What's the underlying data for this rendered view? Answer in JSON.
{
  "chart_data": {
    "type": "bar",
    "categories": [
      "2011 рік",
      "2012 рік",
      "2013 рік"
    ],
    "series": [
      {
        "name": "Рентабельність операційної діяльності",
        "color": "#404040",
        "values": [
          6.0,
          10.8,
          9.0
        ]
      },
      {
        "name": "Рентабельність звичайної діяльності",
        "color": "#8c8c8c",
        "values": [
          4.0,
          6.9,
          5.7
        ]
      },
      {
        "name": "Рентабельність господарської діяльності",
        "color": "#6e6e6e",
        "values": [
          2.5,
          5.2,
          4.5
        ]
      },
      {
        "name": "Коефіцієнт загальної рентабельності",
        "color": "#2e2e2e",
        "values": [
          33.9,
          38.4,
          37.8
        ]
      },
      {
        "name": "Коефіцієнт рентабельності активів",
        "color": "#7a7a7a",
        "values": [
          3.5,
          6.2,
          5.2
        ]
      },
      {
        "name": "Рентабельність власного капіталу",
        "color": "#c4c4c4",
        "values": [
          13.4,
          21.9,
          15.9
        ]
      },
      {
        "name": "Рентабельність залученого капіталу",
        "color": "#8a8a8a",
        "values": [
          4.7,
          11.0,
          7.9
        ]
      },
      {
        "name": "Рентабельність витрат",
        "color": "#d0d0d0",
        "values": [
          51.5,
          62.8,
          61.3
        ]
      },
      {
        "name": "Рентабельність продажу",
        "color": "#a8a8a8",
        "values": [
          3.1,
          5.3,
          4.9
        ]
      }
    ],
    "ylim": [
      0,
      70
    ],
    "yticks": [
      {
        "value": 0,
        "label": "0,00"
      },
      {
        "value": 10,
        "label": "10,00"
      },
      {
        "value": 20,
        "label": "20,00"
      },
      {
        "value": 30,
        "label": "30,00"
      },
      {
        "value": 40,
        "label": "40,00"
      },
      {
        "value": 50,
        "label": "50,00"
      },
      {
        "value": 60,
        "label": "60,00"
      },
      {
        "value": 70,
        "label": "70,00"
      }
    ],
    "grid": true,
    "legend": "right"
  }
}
|---|
● Prompt
Every entry above needs to be quoted exactly.

● Output for this exercise
What's the underlying data for this rendered view? Answer in JSON.
{
  "chart_data": {
    "type": "bar",
    "categories": [
      "2011 рік",
      "2012 рік",
      "2013 рік"
    ],
    "series": [
      {
        "name": "Рентабельність операційної діяльності",
        "color": "#404040",
        "values": [
          6.0,
          10.8,
          9.0
        ]
      },
      {
        "name": "Рентабельність звичайної діяльності",
        "color": "#8c8c8c",
        "values": [
          4.0,
          6.9,
          5.7
        ]
      },
      {
        "name": "Рентабельність господарської діяльності",
        "color": "#6e6e6e",
        "values": [
          2.5,
          5.2,
          4.5
        ]
      },
      {
        "name": "Коефіцієнт загальної рентабельності",
        "color": "#2e2e2e",
        "values": [
          33.9,
          38.4,
          37.8
        ]
      },
      {
        "name": "Коефіцієнт рентабельності активів",
        "color": "#7a7a7a",
        "values": [
          3.5,
          6.2,
          5.2
        ]
      },
      {
        "name": "Рентабельність власного капіталу",
        "color": "#c4c4c4",
        "values": [
          13.4,
          21.9,
          15.9
        ]
      },
      {
        "name": "Рентабельність залученого капіталу",
        "color": "#8a8a8a",
        "values": [
          4.7,
          11.0,
          7.9
        ]
      },
      {
        "name": "Рентабельність витрат",
        "color": "#d0d0d0",
        "values": [
          51.5,
          62.8,
          61.3
        ]
      },
      {
        "name": "Рентабельність продажу",
        "color": "#a8a8a8",
        "values": [
          3.1,
          5.3,
          4.9
        ]
      }
    ],
    "ylim": [
      0,
      70
    ],
    "yticks": [
      {
        "value": 0,
        "label": "0,00"
      },
      {
        "value": 10,
        "label": "10,00"
      },
      {
        "value": 20,
        "label": "20,00"
      },
      {
        "value": 30,
        "label": "30,00"
      },
      {
        "value": 40,
        "label": "40,00"
      },
      {
        "value": 50,
        "label": "50,00"
      },
      {
        "value": 60,
        "label": "60,00"
      },
      {
        "value": 70,
        "label": "70,00"
      }
    ],
    "grid": true,
    "legend": "right"
  }
}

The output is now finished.